■ GIVEN EXERCISE
Which lines in the material below contain the word "label"? Copy each of them.

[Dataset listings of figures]
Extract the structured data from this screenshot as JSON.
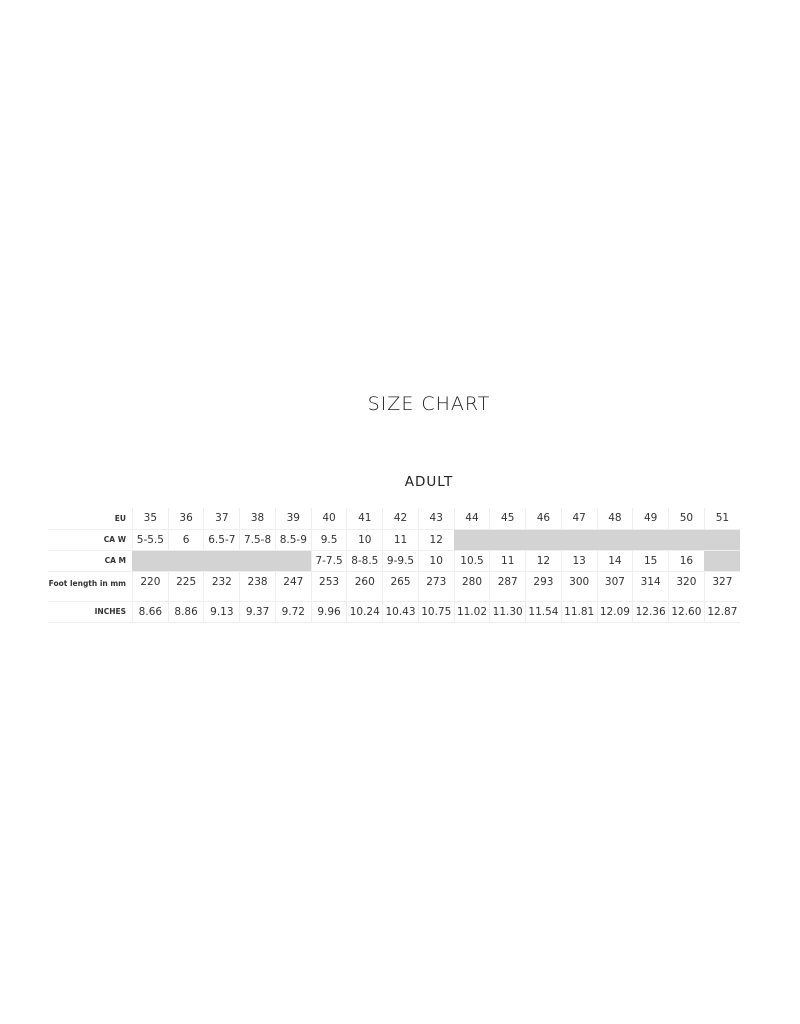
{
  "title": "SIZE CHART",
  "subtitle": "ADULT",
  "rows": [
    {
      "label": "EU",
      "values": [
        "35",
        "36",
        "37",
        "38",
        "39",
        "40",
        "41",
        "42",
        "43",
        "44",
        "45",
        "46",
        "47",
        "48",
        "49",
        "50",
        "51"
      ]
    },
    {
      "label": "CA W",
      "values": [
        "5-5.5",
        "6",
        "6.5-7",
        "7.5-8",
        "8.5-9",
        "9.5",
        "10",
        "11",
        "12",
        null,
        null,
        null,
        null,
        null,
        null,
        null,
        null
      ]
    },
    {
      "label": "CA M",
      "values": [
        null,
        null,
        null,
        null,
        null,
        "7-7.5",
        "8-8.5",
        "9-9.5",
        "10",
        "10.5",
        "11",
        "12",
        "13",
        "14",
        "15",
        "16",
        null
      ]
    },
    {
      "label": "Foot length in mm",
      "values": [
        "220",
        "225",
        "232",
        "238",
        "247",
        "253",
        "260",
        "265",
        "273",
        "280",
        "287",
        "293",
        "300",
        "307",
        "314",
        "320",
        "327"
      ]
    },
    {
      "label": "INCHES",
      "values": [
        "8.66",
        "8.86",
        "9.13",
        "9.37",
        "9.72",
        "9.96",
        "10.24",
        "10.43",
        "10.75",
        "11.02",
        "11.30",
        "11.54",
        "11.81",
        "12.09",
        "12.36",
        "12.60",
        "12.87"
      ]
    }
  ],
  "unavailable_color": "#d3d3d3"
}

■ OUTPUT OF THE EXERCISE
      "label": "EU",
      "label": "CA W",
      "label": "CA M",
      "label": "Foot length in mm",
      "label": "INCHES",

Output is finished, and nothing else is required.